WORK REQUIRED =>
Go through the data below and copy it exactly, skipping every picture.

#### RECORDED INFORMATION ####

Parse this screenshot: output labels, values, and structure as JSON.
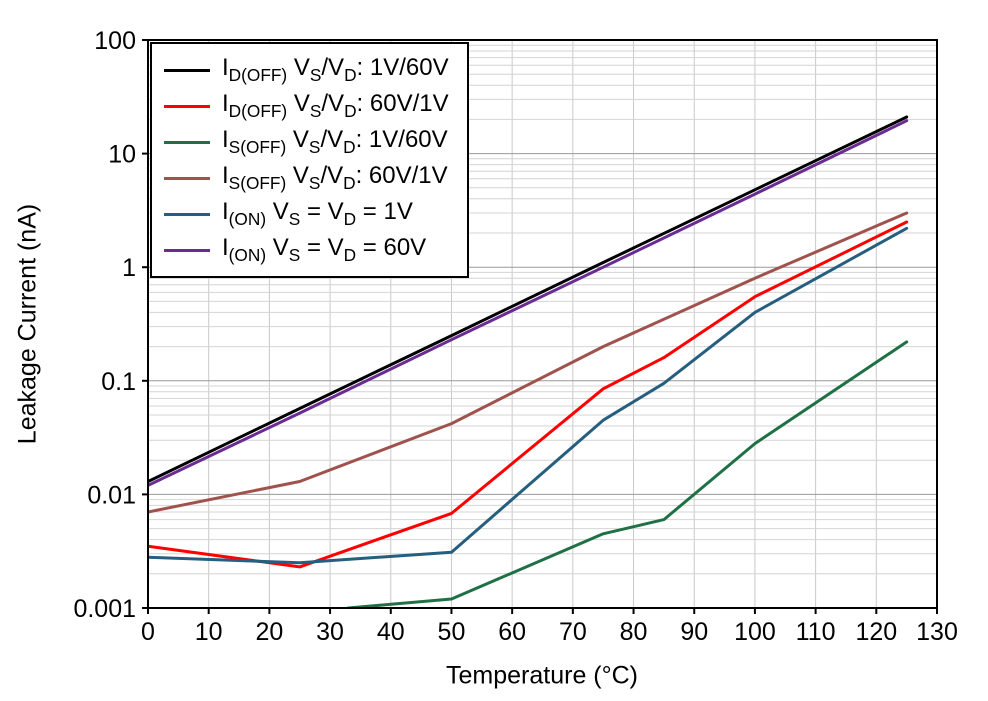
{
  "chart_data": {
    "type": "line",
    "title": "",
    "xlabel": "Temperature (°C)",
    "ylabel": "Leakage Current (nA)",
    "xlim": [
      0,
      130
    ],
    "xticks": [
      0,
      10,
      20,
      30,
      40,
      50,
      60,
      70,
      80,
      90,
      100,
      110,
      120,
      130
    ],
    "ylim": [
      0.001,
      100
    ],
    "yscale": "log",
    "yticks": [
      {
        "v": 100,
        "label": "100"
      },
      {
        "v": 10,
        "label": "10"
      },
      {
        "v": 1,
        "label": "1"
      },
      {
        "v": 0.1,
        "label": "0.1"
      },
      {
        "v": 0.01,
        "label": "0.01"
      },
      {
        "v": 0.001,
        "label": "0.001"
      }
    ],
    "grid": "major and minor log gridlines on, light gray",
    "legend_position": "top-left inside plot, boxed",
    "series": [
      {
        "name": "ID(OFF) VS/VD: 1V/60V",
        "label_parts": [
          [
            "I",
            ""
          ],
          [
            "D(OFF)",
            "sub"
          ],
          [
            " V",
            ""
          ],
          [
            "S",
            "sub"
          ],
          [
            "/V",
            ""
          ],
          [
            "D",
            "sub"
          ],
          [
            ": 1V/60V",
            ""
          ]
        ],
        "color": "#000000",
        "x": [
          0,
          25,
          50,
          75,
          100,
          125
        ],
        "y": [
          0.013,
          0.057,
          0.25,
          1.1,
          4.8,
          21
        ]
      },
      {
        "name": "ID(OFF) VS/VD: 60V/1V",
        "label_parts": [
          [
            "I",
            ""
          ],
          [
            "D(OFF)",
            "sub"
          ],
          [
            " V",
            ""
          ],
          [
            "S",
            "sub"
          ],
          [
            "/V",
            ""
          ],
          [
            "D",
            "sub"
          ],
          [
            ": 60V/1V",
            ""
          ]
        ],
        "color": "#ff0000",
        "x": [
          0,
          25,
          50,
          75,
          85,
          100,
          125
        ],
        "y": [
          0.0035,
          0.0023,
          0.0068,
          0.085,
          0.16,
          0.55,
          2.5
        ]
      },
      {
        "name": "IS(OFF) VS/VD: 1V/60V",
        "label_parts": [
          [
            "I",
            ""
          ],
          [
            "S(OFF)",
            "sub"
          ],
          [
            " V",
            ""
          ],
          [
            "S",
            "sub"
          ],
          [
            "/V",
            ""
          ],
          [
            "D",
            "sub"
          ],
          [
            ": 1V/60V",
            ""
          ]
        ],
        "color": "#1f7145",
        "x": [
          33,
          50,
          75,
          85,
          100,
          125
        ],
        "y": [
          0.001,
          0.0012,
          0.0045,
          0.006,
          0.028,
          0.22
        ]
      },
      {
        "name": "IS(OFF) VS/VD: 60V/1V",
        "label_parts": [
          [
            "I",
            ""
          ],
          [
            "S(OFF)",
            "sub"
          ],
          [
            " V",
            ""
          ],
          [
            "S",
            "sub"
          ],
          [
            "/V",
            ""
          ],
          [
            "D",
            "sub"
          ],
          [
            ": 60V/1V",
            ""
          ]
        ],
        "color": "#a0524d",
        "x": [
          0,
          25,
          50,
          75,
          100,
          125
        ],
        "y": [
          0.007,
          0.013,
          0.042,
          0.2,
          0.8,
          3.0
        ]
      },
      {
        "name": "I(ON) VS = VD = 1V",
        "label_parts": [
          [
            "I",
            ""
          ],
          [
            "(ON)",
            "sub"
          ],
          [
            " V",
            ""
          ],
          [
            "S",
            "sub"
          ],
          [
            " = V",
            ""
          ],
          [
            "D",
            "sub"
          ],
          [
            " = 1V",
            ""
          ]
        ],
        "color": "#255e7e",
        "x": [
          0,
          25,
          50,
          75,
          85,
          100,
          125
        ],
        "y": [
          0.0028,
          0.0025,
          0.0031,
          0.045,
          0.095,
          0.4,
          2.2
        ]
      },
      {
        "name": "I(ON) VS = VD = 60V",
        "label_parts": [
          [
            "I",
            ""
          ],
          [
            "(ON)",
            "sub"
          ],
          [
            " V",
            ""
          ],
          [
            "S",
            "sub"
          ],
          [
            " = V",
            ""
          ],
          [
            "D",
            "sub"
          ],
          [
            " = 60V",
            ""
          ]
        ],
        "color": "#6a2c93",
        "x": [
          0,
          25,
          50,
          75,
          100,
          125
        ],
        "y": [
          0.012,
          0.052,
          0.23,
          1.0,
          4.4,
          19.5
        ]
      }
    ],
    "style": {
      "frame_color": "#000000",
      "grid_major_color": "#9a9a9a",
      "grid_minor_color": "#d4d4d4",
      "grid_vertical_color": "#c9c9c9",
      "plot_bg": "#ffffff"
    }
  }
}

####

EXERCISE SOLUTION =>
Parse this screenshot: output labels, values, and structure as JSON.
{
  "chart_data": {
    "type": "line",
    "title": "",
    "xlabel": "Temperature (°C)",
    "ylabel": "Leakage Current (nA)",
    "xlim": [
      0,
      130
    ],
    "xticks": [
      0,
      10,
      20,
      30,
      40,
      50,
      60,
      70,
      80,
      90,
      100,
      110,
      120,
      130
    ],
    "ylim": [
      0.001,
      100
    ],
    "yscale": "log",
    "yticks": [
      {
        "v": 100,
        "label": "100"
      },
      {
        "v": 10,
        "label": "10"
      },
      {
        "v": 1,
        "label": "1"
      },
      {
        "v": 0.1,
        "label": "0.1"
      },
      {
        "v": 0.01,
        "label": "0.01"
      },
      {
        "v": 0.001,
        "label": "0.001"
      }
    ],
    "grid": "major and minor log gridlines on, light gray",
    "legend_position": "top-left inside plot, boxed",
    "series": [
      {
        "name": "ID(OFF) VS/VD: 1V/60V",
        "label_parts": [
          [
            "I",
            ""
          ],
          [
            "D(OFF)",
            "sub"
          ],
          [
            " V",
            ""
          ],
          [
            "S",
            "sub"
          ],
          [
            "/V",
            ""
          ],
          [
            "D",
            "sub"
          ],
          [
            ": 1V/60V",
            ""
          ]
        ],
        "color": "#000000",
        "x": [
          0,
          25,
          50,
          75,
          100,
          125
        ],
        "y": [
          0.013,
          0.057,
          0.25,
          1.1,
          4.8,
          21
        ]
      },
      {
        "name": "ID(OFF) VS/VD: 60V/1V",
        "label_parts": [
          [
            "I",
            ""
          ],
          [
            "D(OFF)",
            "sub"
          ],
          [
            " V",
            ""
          ],
          [
            "S",
            "sub"
          ],
          [
            "/V",
            ""
          ],
          [
            "D",
            "sub"
          ],
          [
            ": 60V/1V",
            ""
          ]
        ],
        "color": "#ff0000",
        "x": [
          0,
          25,
          50,
          75,
          85,
          100,
          125
        ],
        "y": [
          0.0035,
          0.0023,
          0.0068,
          0.085,
          0.16,
          0.55,
          2.5
        ]
      },
      {
        "name": "IS(OFF) VS/VD: 1V/60V",
        "label_parts": [
          [
            "I",
            ""
          ],
          [
            "S(OFF)",
            "sub"
          ],
          [
            " V",
            ""
          ],
          [
            "S",
            "sub"
          ],
          [
            "/V",
            ""
          ],
          [
            "D",
            "sub"
          ],
          [
            ": 1V/60V",
            ""
          ]
        ],
        "color": "#1f7145",
        "x": [
          33,
          50,
          75,
          85,
          100,
          125
        ],
        "y": [
          0.001,
          0.0012,
          0.0045,
          0.006,
          0.028,
          0.22
        ]
      },
      {
        "name": "IS(OFF) VS/VD: 60V/1V",
        "label_parts": [
          [
            "I",
            ""
          ],
          [
            "S(OFF)",
            "sub"
          ],
          [
            " V",
            ""
          ],
          [
            "S",
            "sub"
          ],
          [
            "/V",
            ""
          ],
          [
            "D",
            "sub"
          ],
          [
            ": 60V/1V",
            ""
          ]
        ],
        "color": "#a0524d",
        "x": [
          0,
          25,
          50,
          75,
          100,
          125
        ],
        "y": [
          0.007,
          0.013,
          0.042,
          0.2,
          0.8,
          3.0
        ]
      },
      {
        "name": "I(ON) VS = VD = 1V",
        "label_parts": [
          [
            "I",
            ""
          ],
          [
            "(ON)",
            "sub"
          ],
          [
            " V",
            ""
          ],
          [
            "S",
            "sub"
          ],
          [
            " = V",
            ""
          ],
          [
            "D",
            "sub"
          ],
          [
            " = 1V",
            ""
          ]
        ],
        "color": "#255e7e",
        "x": [
          0,
          25,
          50,
          75,
          85,
          100,
          125
        ],
        "y": [
          0.0028,
          0.0025,
          0.0031,
          0.045,
          0.095,
          0.4,
          2.2
        ]
      },
      {
        "name": "I(ON) VS = VD = 60V",
        "label_parts": [
          [
            "I",
            ""
          ],
          [
            "(ON)",
            "sub"
          ],
          [
            " V",
            ""
          ],
          [
            "S",
            "sub"
          ],
          [
            " = V",
            ""
          ],
          [
            "D",
            "sub"
          ],
          [
            " = 60V",
            ""
          ]
        ],
        "color": "#6a2c93",
        "x": [
          0,
          25,
          50,
          75,
          100,
          125
        ],
        "y": [
          0.012,
          0.052,
          0.23,
          1.0,
          4.4,
          19.5
        ]
      }
    ],
    "style": {
      "frame_color": "#000000",
      "grid_major_color": "#9a9a9a",
      "grid_minor_color": "#d4d4d4",
      "grid_vertical_color": "#c9c9c9",
      "plot_bg": "#ffffff"
    }
  }
}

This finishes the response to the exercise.